Written exercise> Write out the listing exactly as it is given.

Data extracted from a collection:
● ● ● ● ●
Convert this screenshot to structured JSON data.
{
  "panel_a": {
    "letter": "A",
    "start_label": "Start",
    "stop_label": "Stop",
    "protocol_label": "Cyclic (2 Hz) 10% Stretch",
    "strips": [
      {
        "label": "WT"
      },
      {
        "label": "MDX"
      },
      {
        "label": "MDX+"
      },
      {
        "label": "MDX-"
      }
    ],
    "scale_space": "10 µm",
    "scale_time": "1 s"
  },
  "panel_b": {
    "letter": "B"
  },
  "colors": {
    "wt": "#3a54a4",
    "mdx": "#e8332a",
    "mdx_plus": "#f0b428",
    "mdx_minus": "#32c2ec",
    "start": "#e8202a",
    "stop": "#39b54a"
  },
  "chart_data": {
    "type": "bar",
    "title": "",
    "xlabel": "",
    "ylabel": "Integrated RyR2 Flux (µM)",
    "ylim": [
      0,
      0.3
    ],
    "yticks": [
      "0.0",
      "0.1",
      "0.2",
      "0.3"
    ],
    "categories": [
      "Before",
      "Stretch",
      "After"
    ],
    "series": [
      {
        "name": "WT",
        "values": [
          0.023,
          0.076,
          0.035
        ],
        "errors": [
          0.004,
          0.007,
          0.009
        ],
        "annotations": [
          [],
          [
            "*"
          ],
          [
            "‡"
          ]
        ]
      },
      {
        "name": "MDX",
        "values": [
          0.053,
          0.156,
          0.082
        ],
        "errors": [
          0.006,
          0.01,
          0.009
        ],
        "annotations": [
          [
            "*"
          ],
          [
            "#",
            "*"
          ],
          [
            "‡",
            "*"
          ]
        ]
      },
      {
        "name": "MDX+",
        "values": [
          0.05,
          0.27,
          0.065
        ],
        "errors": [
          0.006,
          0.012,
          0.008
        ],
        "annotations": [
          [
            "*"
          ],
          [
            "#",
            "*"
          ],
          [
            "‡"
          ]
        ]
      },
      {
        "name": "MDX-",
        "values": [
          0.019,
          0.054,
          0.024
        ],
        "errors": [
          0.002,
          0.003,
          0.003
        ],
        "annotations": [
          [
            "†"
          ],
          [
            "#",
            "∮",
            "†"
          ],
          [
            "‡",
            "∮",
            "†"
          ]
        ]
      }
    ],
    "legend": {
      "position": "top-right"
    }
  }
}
● ● ● ● ●
Full response>
Convert this screenshot to structured JSON data.
{
  "panel_a": {
    "letter": "A",
    "start_label": "Start",
    "stop_label": "Stop",
    "protocol_label": "Cyclic (2 Hz) 10% Stretch",
    "strips": [
      {
        "label": "WT"
      },
      {
        "label": "MDX"
      },
      {
        "label": "MDX+"
      },
      {
        "label": "MDX-"
      }
    ],
    "scale_space": "10 µm",
    "scale_time": "1 s"
  },
  "panel_b": {
    "letter": "B"
  },
  "colors": {
    "wt": "#3a54a4",
    "mdx": "#e8332a",
    "mdx_plus": "#f0b428",
    "mdx_minus": "#32c2ec",
    "start": "#e8202a",
    "stop": "#39b54a"
  },
  "chart_data": {
    "type": "bar",
    "title": "",
    "xlabel": "",
    "ylabel": "Integrated RyR2 Flux (µM)",
    "ylim": [
      0,
      0.3
    ],
    "yticks": [
      "0.0",
      "0.1",
      "0.2",
      "0.3"
    ],
    "categories": [
      "Before",
      "Stretch",
      "After"
    ],
    "series": [
      {
        "name": "WT",
        "values": [
          0.023,
          0.076,
          0.035
        ],
        "errors": [
          0.004,
          0.007,
          0.009
        ],
        "annotations": [
          [],
          [
            "*"
          ],
          [
            "‡"
          ]
        ]
      },
      {
        "name": "MDX",
        "values": [
          0.053,
          0.156,
          0.082
        ],
        "errors": [
          0.006,
          0.01,
          0.009
        ],
        "annotations": [
          [
            "*"
          ],
          [
            "#",
            "*"
          ],
          [
            "‡",
            "*"
          ]
        ]
      },
      {
        "name": "MDX+",
        "values": [
          0.05,
          0.27,
          0.065
        ],
        "errors": [
          0.006,
          0.012,
          0.008
        ],
        "annotations": [
          [
            "*"
          ],
          [
            "#",
            "*"
          ],
          [
            "‡"
          ]
        ]
      },
      {
        "name": "MDX-",
        "values": [
          0.019,
          0.054,
          0.024
        ],
        "errors": [
          0.002,
          0.003,
          0.003
        ],
        "annotations": [
          [
            "†"
          ],
          [
            "#",
            "∮",
            "†"
          ],
          [
            "‡",
            "∮",
            "†"
          ]
        ]
      }
    ],
    "legend": {
      "position": "top-right"
    }
  }
}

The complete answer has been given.